[Dataset records on visual material]
┏━━

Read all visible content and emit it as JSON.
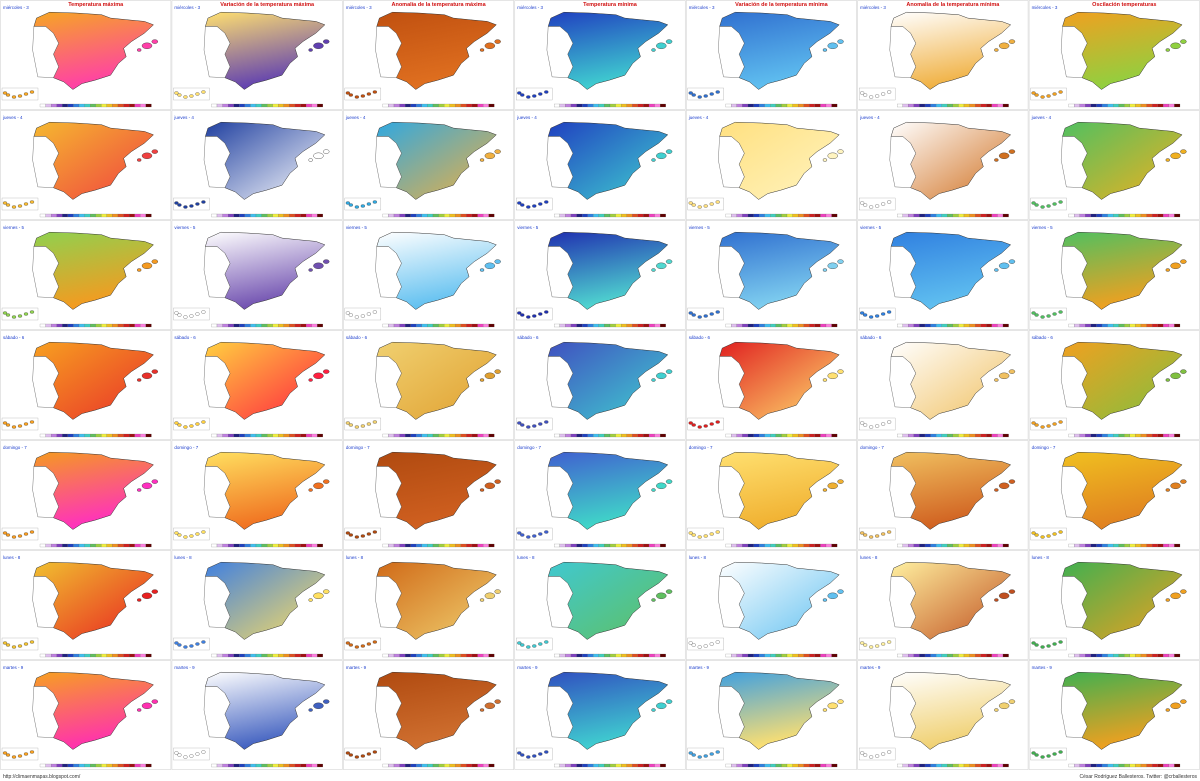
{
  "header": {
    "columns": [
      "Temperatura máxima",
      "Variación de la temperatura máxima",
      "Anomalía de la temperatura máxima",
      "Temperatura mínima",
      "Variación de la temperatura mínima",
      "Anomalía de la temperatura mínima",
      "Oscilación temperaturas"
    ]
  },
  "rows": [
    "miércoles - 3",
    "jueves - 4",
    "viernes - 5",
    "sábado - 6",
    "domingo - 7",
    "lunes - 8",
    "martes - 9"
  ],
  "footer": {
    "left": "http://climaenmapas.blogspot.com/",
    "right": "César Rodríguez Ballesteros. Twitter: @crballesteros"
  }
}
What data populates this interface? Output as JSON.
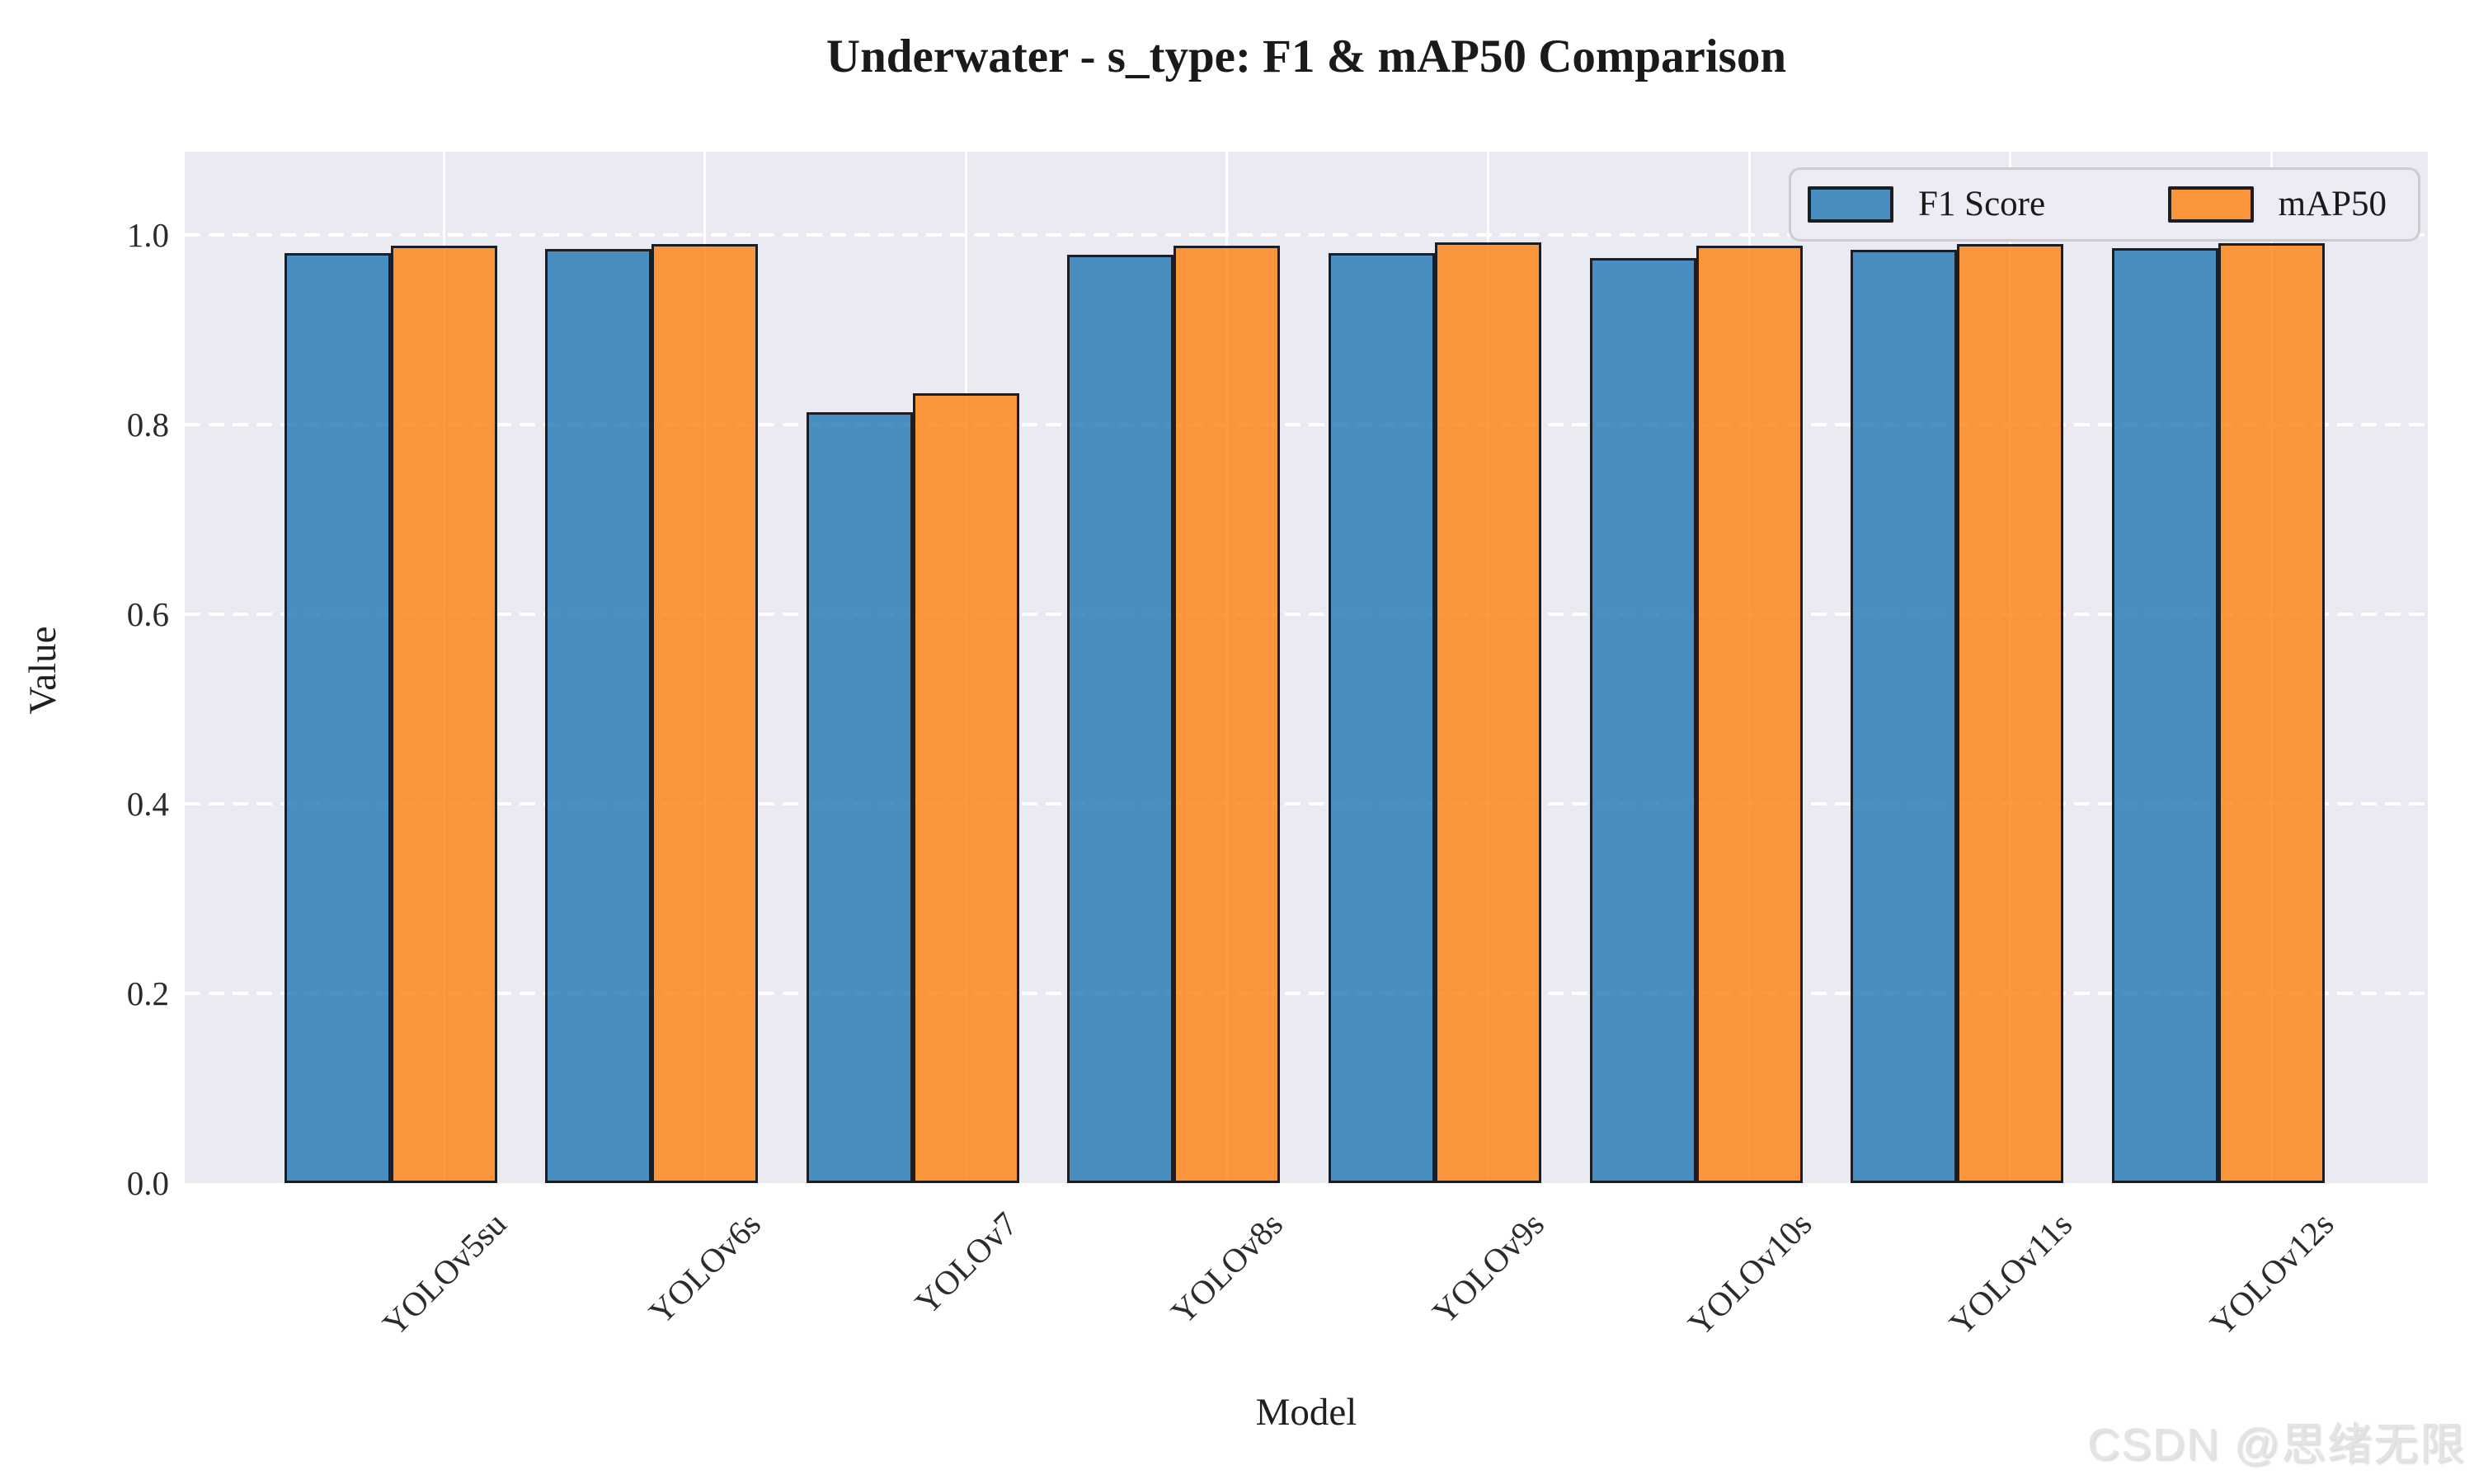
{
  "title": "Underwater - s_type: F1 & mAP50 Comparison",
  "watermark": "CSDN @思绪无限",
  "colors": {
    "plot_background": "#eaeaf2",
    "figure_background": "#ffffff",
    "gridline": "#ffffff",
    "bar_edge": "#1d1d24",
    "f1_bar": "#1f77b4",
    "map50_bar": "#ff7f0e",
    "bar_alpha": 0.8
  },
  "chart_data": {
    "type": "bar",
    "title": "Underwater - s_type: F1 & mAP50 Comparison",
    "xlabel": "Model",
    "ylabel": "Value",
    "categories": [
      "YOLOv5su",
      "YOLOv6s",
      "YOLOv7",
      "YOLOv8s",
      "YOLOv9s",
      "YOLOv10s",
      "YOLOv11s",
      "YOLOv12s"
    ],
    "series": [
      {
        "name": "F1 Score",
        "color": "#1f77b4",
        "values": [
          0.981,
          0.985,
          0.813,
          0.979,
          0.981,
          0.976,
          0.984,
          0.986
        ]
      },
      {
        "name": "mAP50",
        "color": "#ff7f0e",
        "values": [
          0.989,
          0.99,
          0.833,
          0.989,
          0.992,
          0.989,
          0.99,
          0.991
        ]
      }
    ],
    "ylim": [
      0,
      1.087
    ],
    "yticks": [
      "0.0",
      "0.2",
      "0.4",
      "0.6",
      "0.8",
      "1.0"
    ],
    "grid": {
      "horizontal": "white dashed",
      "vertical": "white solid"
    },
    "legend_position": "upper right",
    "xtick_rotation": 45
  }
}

┗━━

• Written task: Pictures don't belong in the copy. Transcribe every record exactly as it appears.

• Final result:
Read all visible content and emit it as JSON.
{
  "header": {
    "columns": [
      "Temperatura máxima",
      "Variación de la temperatura máxima",
      "Anomalía de la temperatura máxima",
      "Temperatura mínima",
      "Variación de la temperatura mínima",
      "Anomalía de la temperatura mínima",
      "Oscilación temperaturas"
    ]
  },
  "rows": [
    "miércoles - 3",
    "jueves - 4",
    "viernes - 5",
    "sábado - 6",
    "domingo - 7",
    "lunes - 8",
    "martes - 9"
  ],
  "footer": {
    "left": "http://climaenmapas.blogspot.com/",
    "right": "César Rodríguez Ballesteros. Twitter: @crballesteros"
  }
}
What data populates this interface? Output as JSON.
{
  "title": "Underwater - s_type: F1 & mAP50 Comparison",
  "watermark": "CSDN @思绪无限",
  "colors": {
    "plot_background": "#eaeaf2",
    "figure_background": "#ffffff",
    "gridline": "#ffffff",
    "bar_edge": "#1d1d24",
    "f1_bar": "#1f77b4",
    "map50_bar": "#ff7f0e",
    "bar_alpha": 0.8
  },
  "chart_data": {
    "type": "bar",
    "title": "Underwater - s_type: F1 & mAP50 Comparison",
    "xlabel": "Model",
    "ylabel": "Value",
    "categories": [
      "YOLOv5su",
      "YOLOv6s",
      "YOLOv7",
      "YOLOv8s",
      "YOLOv9s",
      "YOLOv10s",
      "YOLOv11s",
      "YOLOv12s"
    ],
    "series": [
      {
        "name": "F1 Score",
        "color": "#1f77b4",
        "values": [
          0.981,
          0.985,
          0.813,
          0.979,
          0.981,
          0.976,
          0.984,
          0.986
        ]
      },
      {
        "name": "mAP50",
        "color": "#ff7f0e",
        "values": [
          0.989,
          0.99,
          0.833,
          0.989,
          0.992,
          0.989,
          0.99,
          0.991
        ]
      }
    ],
    "ylim": [
      0,
      1.087
    ],
    "yticks": [
      "0.0",
      "0.2",
      "0.4",
      "0.6",
      "0.8",
      "1.0"
    ],
    "grid": {
      "horizontal": "white dashed",
      "vertical": "white solid"
    },
    "legend_position": "upper right",
    "xtick_rotation": 45
  }
}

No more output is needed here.